___ LISTED RECORDS
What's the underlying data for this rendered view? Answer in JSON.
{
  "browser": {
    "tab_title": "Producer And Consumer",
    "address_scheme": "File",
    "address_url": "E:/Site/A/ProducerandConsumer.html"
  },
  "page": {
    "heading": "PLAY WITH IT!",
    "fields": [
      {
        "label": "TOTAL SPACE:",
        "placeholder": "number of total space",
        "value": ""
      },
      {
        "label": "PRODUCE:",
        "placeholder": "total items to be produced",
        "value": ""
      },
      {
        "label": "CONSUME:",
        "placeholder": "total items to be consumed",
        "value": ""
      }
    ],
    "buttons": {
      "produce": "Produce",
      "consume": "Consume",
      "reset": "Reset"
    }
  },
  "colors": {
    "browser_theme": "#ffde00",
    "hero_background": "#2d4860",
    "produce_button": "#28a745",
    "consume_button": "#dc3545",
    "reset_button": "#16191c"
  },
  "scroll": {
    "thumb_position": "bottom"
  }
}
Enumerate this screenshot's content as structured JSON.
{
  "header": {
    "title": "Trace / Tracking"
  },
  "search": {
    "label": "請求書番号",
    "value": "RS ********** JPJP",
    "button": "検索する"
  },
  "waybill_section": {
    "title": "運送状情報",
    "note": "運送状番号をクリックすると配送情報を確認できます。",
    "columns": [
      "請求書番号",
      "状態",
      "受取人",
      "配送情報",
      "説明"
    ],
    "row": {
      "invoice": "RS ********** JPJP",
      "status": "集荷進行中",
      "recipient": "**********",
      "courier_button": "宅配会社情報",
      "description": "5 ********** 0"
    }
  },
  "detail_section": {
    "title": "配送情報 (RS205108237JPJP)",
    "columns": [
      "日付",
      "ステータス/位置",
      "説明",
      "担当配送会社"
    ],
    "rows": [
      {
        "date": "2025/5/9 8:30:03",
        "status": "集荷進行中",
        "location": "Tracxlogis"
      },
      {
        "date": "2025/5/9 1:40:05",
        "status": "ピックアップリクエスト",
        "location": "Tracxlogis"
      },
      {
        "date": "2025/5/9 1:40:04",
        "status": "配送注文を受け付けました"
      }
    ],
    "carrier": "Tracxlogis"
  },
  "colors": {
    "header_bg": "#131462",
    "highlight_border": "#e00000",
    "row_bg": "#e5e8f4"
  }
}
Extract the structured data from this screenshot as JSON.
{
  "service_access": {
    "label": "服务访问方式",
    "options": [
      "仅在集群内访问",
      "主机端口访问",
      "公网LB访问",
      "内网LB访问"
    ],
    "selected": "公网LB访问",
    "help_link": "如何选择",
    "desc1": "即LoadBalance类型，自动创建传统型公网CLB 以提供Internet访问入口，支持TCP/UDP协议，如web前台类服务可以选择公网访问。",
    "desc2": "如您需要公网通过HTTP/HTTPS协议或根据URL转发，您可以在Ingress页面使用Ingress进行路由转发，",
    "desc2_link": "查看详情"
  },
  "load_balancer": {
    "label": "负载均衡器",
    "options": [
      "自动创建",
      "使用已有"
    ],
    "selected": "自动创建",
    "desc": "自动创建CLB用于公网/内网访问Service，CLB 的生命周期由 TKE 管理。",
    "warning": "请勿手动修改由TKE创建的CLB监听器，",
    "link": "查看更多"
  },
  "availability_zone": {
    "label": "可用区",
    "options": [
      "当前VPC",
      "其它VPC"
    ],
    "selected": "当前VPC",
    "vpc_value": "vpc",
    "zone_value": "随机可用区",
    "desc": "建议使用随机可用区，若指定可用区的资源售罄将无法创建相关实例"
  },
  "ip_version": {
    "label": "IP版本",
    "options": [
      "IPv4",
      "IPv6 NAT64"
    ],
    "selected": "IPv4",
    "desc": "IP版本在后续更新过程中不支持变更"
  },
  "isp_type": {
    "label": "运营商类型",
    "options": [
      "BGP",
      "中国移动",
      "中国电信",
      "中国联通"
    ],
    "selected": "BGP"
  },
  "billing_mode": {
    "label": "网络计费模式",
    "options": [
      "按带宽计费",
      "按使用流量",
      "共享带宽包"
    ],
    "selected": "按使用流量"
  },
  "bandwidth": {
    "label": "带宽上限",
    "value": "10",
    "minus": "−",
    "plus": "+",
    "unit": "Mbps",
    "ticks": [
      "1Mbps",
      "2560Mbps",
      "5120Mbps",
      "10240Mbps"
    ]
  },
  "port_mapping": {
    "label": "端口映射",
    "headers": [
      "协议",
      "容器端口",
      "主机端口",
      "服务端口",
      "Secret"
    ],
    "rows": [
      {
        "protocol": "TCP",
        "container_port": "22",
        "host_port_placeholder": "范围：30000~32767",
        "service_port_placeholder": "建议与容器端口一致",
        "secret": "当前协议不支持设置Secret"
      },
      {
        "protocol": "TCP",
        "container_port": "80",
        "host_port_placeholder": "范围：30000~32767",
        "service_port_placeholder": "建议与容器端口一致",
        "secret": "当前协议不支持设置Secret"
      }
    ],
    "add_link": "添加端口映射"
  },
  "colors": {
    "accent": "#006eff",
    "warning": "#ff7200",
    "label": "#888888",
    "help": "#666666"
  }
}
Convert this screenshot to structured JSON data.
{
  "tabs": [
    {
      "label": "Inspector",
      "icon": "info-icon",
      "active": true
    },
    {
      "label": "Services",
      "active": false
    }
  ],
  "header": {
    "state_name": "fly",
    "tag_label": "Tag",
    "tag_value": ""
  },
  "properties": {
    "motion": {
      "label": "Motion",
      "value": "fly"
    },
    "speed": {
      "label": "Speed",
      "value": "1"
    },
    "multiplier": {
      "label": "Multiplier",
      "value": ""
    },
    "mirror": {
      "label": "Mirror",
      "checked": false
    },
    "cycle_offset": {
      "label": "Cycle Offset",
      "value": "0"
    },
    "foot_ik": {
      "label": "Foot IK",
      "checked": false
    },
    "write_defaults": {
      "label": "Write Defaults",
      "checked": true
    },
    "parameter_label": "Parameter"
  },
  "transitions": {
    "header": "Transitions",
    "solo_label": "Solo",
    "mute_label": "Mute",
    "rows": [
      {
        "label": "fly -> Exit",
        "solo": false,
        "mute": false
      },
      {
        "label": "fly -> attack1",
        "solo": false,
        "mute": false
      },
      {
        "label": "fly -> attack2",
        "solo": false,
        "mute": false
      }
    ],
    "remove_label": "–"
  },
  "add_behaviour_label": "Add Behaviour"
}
______
▶ OBJECTIVE
Reproduce each entry word for word.

▶ FINISHED TASK
What's the underlying data for this rendered view? Answer in JSON.
{
  "browser": {
    "tab_title": "Producer And Consumer",
    "address_scheme": "File",
    "address_url": "E:/Site/A/ProducerandConsumer.html"
  },
  "page": {
    "heading": "PLAY WITH IT!",
    "fields": [
      {
        "label": "TOTAL SPACE:",
        "placeholder": "number of total space",
        "value": ""
      },
      {
        "label": "PRODUCE:",
        "placeholder": "total items to be produced",
        "value": ""
      },
      {
        "label": "CONSUME:",
        "placeholder": "total items to be consumed",
        "value": ""
      }
    ],
    "buttons": {
      "produce": "Produce",
      "consume": "Consume",
      "reset": "Reset"
    }
  },
  "colors": {
    "browser_theme": "#ffde00",
    "hero_background": "#2d4860",
    "produce_button": "#28a745",
    "consume_button": "#dc3545",
    "reset_button": "#16191c"
  },
  "scroll": {
    "thumb_position": "bottom"
  }
}
Enumerate this screenshot's content as structured JSON.
{
  "header": {
    "title": "Trace / Tracking"
  },
  "search": {
    "label": "請求書番号",
    "value": "RS ********** JPJP",
    "button": "検索する"
  },
  "waybill_section": {
    "title": "運送状情報",
    "note": "運送状番号をクリックすると配送情報を確認できます。",
    "columns": [
      "請求書番号",
      "状態",
      "受取人",
      "配送情報",
      "説明"
    ],
    "row": {
      "invoice": "RS ********** JPJP",
      "status": "集荷進行中",
      "recipient": "**********",
      "courier_button": "宅配会社情報",
      "description": "5 ********** 0"
    }
  },
  "detail_section": {
    "title": "配送情報 (RS205108237JPJP)",
    "columns": [
      "日付",
      "ステータス/位置",
      "説明",
      "担当配送会社"
    ],
    "rows": [
      {
        "date": "2025/5/9 8:30:03",
        "status": "集荷進行中",
        "location": "Tracxlogis"
      },
      {
        "date": "2025/5/9 1:40:05",
        "status": "ピックアップリクエスト",
        "location": "Tracxlogis"
      },
      {
        "date": "2025/5/9 1:40:04",
        "status": "配送注文を受け付けました"
      }
    ],
    "carrier": "Tracxlogis"
  },
  "colors": {
    "header_bg": "#131462",
    "highlight_border": "#e00000",
    "row_bg": "#e5e8f4"
  }
}
Extract the structured data from this screenshot as JSON.
{
  "service_access": {
    "label": "服务访问方式",
    "options": [
      "仅在集群内访问",
      "主机端口访问",
      "公网LB访问",
      "内网LB访问"
    ],
    "selected": "公网LB访问",
    "help_link": "如何选择",
    "desc1": "即LoadBalance类型，自动创建传统型公网CLB 以提供Internet访问入口，支持TCP/UDP协议，如web前台类服务可以选择公网访问。",
    "desc2": "如您需要公网通过HTTP/HTTPS协议或根据URL转发，您可以在Ingress页面使用Ingress进行路由转发，",
    "desc2_link": "查看详情"
  },
  "load_balancer": {
    "label": "负载均衡器",
    "options": [
      "自动创建",
      "使用已有"
    ],
    "selected": "自动创建",
    "desc": "自动创建CLB用于公网/内网访问Service，CLB 的生命周期由 TKE 管理。",
    "warning": "请勿手动修改由TKE创建的CLB监听器，",
    "link": "查看更多"
  },
  "availability_zone": {
    "label": "可用区",
    "options": [
      "当前VPC",
      "其它VPC"
    ],
    "selected": "当前VPC",
    "vpc_value": "vpc",
    "zone_value": "随机可用区",
    "desc": "建议使用随机可用区，若指定可用区的资源售罄将无法创建相关实例"
  },
  "ip_version": {
    "label": "IP版本",
    "options": [
      "IPv4",
      "IPv6 NAT64"
    ],
    "selected": "IPv4",
    "desc": "IP版本在后续更新过程中不支持变更"
  },
  "isp_type": {
    "label": "运营商类型",
    "options": [
      "BGP",
      "中国移动",
      "中国电信",
      "中国联通"
    ],
    "selected": "BGP"
  },
  "billing_mode": {
    "label": "网络计费模式",
    "options": [
      "按带宽计费",
      "按使用流量",
      "共享带宽包"
    ],
    "selected": "按使用流量"
  },
  "bandwidth": {
    "label": "带宽上限",
    "value": "10",
    "minus": "−",
    "plus": "+",
    "unit": "Mbps",
    "ticks": [
      "1Mbps",
      "2560Mbps",
      "5120Mbps",
      "10240Mbps"
    ]
  },
  "port_mapping": {
    "label": "端口映射",
    "headers": [
      "协议",
      "容器端口",
      "主机端口",
      "服务端口",
      "Secret"
    ],
    "rows": [
      {
        "protocol": "TCP",
        "container_port": "22",
        "host_port_placeholder": "范围：30000~32767",
        "service_port_placeholder": "建议与容器端口一致",
        "secret": "当前协议不支持设置Secret"
      },
      {
        "protocol": "TCP",
        "container_port": "80",
        "host_port_placeholder": "范围：30000~32767",
        "service_port_placeholder": "建议与容器端口一致",
        "secret": "当前协议不支持设置Secret"
      }
    ],
    "add_link": "添加端口映射"
  },
  "colors": {
    "accent": "#006eff",
    "warning": "#ff7200",
    "label": "#888888",
    "help": "#666666"
  }
}
Convert this screenshot to structured JSON data.
{
  "tabs": [
    {
      "label": "Inspector",
      "icon": "info-icon",
      "active": true
    },
    {
      "label": "Services",
      "active": false
    }
  ],
  "header": {
    "state_name": "fly",
    "tag_label": "Tag",
    "tag_value": ""
  },
  "properties": {
    "motion": {
      "label": "Motion",
      "value": "fly"
    },
    "speed": {
      "label": "Speed",
      "value": "1"
    },
    "multiplier": {
      "label": "Multiplier",
      "value": ""
    },
    "mirror": {
      "label": "Mirror",
      "checked": false
    },
    "cycle_offset": {
      "label": "Cycle Offset",
      "value": "0"
    },
    "foot_ik": {
      "label": "Foot IK",
      "checked": false
    },
    "write_defaults": {
      "label": "Write Defaults",
      "checked": true
    },
    "parameter_label": "Parameter"
  },
  "transitions": {
    "header": "Transitions",
    "solo_label": "Solo",
    "mute_label": "Mute",
    "rows": [
      {
        "label": "fly -> Exit",
        "solo": false,
        "mute": false
      },
      {
        "label": "fly -> attack1",
        "solo": false,
        "mute": false
      },
      {
        "label": "fly -> attack2",
        "solo": false,
        "mute": false
      }
    ],
    "remove_label": "–"
  },
  "add_behaviour_label": "Add Behaviour"
}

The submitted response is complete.